▸ Auszug:
AUDIO: Nachrichten 08:00 Uhr – 23.05.2026 (3 Min)
Stand: 23.05.2026 08:25 Uhr
In Deutschland haben Cyberkriminelle Zehntausende Daten von Krankenhaus-Patienten und -Patientinnen abgegriffen. Davon betroffen sind auch das Universitätsklinikum Schleswig-Holstein (UKSH) sowie das Universitätsklinikum Hamburg-Eppendorf. Beide Kliniken haben Einzelheiten auf ihren Online-Seiten veröffentlicht.
Betroffen sind die Daten von rund 9.000 Patientinnen und Patienten, schreibt das UKSH auf seiner Seite. Es handelt sich vor allem um Namen, Adressen und Informationen zur Behandlungen an beiden Standorten in Kiel und Lübeck. Daten wie IBAN-Nummern sind nicht abgegriffen worden. Die Patientenversorgung war nicht betroffen, heißt es vom UKSH weiter.
Der Angriff ist bei einem externen Dienstleister der Klinik schon Mitte April passiert. Das komplette Ausmaß des Cyberangriffs ist noch nicht bekannt. Das Landeszentrum für Datenschutz Schleswig-Holstein ist über den Fall informiert.
Auch das UKE in Hamburg meldet Angriff
Am UKE in Hamburg sind mehr als 5.000 Patientinnen und Patienten von dem Cyberangriff betroffen – von ihnen wurden beispielsweise die Namen und Adressen gestohlen. Noch gravierender allerdings: In fast 1.500 Fällen wurden auch Inhalte aus Patientenakten abgegriffen – beispielsweise Diagnosen und weitere detaillierte Angaben über den Gesundheitszustand.

▸ Bereitgestellte Angaben:
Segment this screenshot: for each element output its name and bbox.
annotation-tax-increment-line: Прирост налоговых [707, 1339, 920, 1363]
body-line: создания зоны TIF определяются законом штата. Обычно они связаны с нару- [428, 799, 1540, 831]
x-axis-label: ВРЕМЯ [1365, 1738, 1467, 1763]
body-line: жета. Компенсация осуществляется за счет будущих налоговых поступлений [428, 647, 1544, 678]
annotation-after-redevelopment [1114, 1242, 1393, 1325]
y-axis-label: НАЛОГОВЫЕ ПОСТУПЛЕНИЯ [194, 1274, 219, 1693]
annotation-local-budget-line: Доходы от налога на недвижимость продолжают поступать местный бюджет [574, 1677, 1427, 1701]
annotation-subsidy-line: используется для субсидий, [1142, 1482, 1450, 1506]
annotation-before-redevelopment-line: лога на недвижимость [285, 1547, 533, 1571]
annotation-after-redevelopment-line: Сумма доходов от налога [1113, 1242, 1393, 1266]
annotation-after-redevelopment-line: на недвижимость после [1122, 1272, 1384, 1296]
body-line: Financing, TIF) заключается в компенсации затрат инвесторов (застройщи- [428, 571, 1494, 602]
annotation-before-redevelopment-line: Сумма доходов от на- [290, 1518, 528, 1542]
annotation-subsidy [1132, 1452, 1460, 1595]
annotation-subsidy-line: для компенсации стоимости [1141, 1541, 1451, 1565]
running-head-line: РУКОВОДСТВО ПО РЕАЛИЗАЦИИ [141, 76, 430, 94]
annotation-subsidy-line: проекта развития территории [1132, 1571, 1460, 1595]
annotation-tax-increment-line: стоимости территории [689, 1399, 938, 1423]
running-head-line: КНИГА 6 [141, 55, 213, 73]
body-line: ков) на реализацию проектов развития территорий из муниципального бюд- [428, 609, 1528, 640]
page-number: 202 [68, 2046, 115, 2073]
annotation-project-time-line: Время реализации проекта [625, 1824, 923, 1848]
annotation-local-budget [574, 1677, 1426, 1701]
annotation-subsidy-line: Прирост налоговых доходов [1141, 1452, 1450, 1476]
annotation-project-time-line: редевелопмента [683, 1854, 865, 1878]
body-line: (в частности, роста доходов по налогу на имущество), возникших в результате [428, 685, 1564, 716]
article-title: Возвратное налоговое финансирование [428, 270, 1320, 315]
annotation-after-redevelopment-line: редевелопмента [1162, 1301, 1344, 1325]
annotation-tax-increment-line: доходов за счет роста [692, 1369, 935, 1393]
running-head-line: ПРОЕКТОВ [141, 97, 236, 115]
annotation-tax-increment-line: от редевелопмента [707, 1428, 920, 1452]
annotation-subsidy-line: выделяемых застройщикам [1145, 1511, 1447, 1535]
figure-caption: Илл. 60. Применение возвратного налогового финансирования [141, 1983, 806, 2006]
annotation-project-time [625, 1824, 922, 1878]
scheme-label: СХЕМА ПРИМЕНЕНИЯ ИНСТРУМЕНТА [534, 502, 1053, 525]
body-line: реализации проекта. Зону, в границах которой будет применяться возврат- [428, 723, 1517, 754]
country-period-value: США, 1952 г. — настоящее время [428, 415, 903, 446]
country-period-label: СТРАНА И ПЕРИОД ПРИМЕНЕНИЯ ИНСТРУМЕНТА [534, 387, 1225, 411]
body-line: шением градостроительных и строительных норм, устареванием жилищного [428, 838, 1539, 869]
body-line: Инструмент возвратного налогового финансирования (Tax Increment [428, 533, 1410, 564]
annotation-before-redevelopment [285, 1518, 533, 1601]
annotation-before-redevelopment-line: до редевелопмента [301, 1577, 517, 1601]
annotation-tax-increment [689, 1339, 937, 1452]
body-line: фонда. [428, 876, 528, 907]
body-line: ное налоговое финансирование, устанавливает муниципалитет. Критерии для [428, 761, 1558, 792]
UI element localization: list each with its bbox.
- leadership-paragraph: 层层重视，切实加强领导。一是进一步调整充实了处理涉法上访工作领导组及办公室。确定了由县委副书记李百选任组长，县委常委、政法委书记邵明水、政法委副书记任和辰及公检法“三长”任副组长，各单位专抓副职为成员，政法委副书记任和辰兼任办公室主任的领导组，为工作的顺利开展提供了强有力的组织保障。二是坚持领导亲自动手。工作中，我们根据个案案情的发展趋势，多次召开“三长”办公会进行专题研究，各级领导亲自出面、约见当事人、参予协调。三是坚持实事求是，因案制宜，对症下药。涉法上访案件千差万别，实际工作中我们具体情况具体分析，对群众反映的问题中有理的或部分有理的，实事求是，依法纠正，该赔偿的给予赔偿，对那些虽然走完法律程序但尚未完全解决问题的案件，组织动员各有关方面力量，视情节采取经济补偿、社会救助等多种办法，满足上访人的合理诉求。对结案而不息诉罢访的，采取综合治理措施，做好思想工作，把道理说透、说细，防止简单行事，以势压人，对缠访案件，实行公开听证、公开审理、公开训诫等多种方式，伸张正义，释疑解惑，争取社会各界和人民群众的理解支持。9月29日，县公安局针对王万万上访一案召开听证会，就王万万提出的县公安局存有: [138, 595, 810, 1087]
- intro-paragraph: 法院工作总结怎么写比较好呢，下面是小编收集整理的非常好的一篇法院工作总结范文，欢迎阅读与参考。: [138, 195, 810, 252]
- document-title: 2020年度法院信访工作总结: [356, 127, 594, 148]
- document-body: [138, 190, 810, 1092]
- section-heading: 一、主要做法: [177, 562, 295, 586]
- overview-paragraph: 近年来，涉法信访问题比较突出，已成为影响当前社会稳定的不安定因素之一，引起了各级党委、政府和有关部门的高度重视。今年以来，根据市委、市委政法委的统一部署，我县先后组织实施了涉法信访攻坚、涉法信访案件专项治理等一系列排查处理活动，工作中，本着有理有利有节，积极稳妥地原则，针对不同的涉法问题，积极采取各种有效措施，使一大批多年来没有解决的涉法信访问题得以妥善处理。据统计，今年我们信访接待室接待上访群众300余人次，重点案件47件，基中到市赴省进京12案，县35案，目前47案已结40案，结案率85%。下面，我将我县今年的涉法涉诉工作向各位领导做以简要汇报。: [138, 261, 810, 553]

▸ Ihre Aufgaben:
1. Nennen Sie alle Einrichtungen, die im Nachrichtentext über den Cyberangriff auf Kliniken mit Namen genannt werden.
2. Führen Sie den Nachrichtentext über den Cyberangriff auf Kliniken im selben Stil weiter. Beginnen Sie nach dem letzten Satz des Auszugs.

▸ Lösungen:
1.
- Universitätsklinikum Schleswig-Holstein (UKSH)
- Universitätsklinikum Hamburg-Eppendorf (UKE)
- Landeszentrum für Datenschutz Schleswig-Holstein

2.
Krankenhäuser in ganz Deutschland betroffen
Die Daten wurden nach Angaben des UKE nicht von den Servern der Klinik gestohlen, sondern – ähnlich wie beim UKSH – von einem externen Dienstleister. Dieser Dienstleister übernimmt die Abrechnung von Privat- und Selbstzahler-Leistungen – also wenn man beispielsweise ein Einzelzimmer haben möchte. Betroffen seien nahezu alle Universitätskliniken und großen Krankenhäuser in Deutschland, so das UKE auf seiner Homepage.
Betroffene sollen informiert werden
Die Klinik will alle betroffenen Patientinnen und Patienten anschreiben und informieren. Der Cyberangriff fand nach Angaben des Abrechnungsunternehmens bereits Mitte April statt. Man drückte sein Bedauern aus und nehme den Vorfall sehr ernst.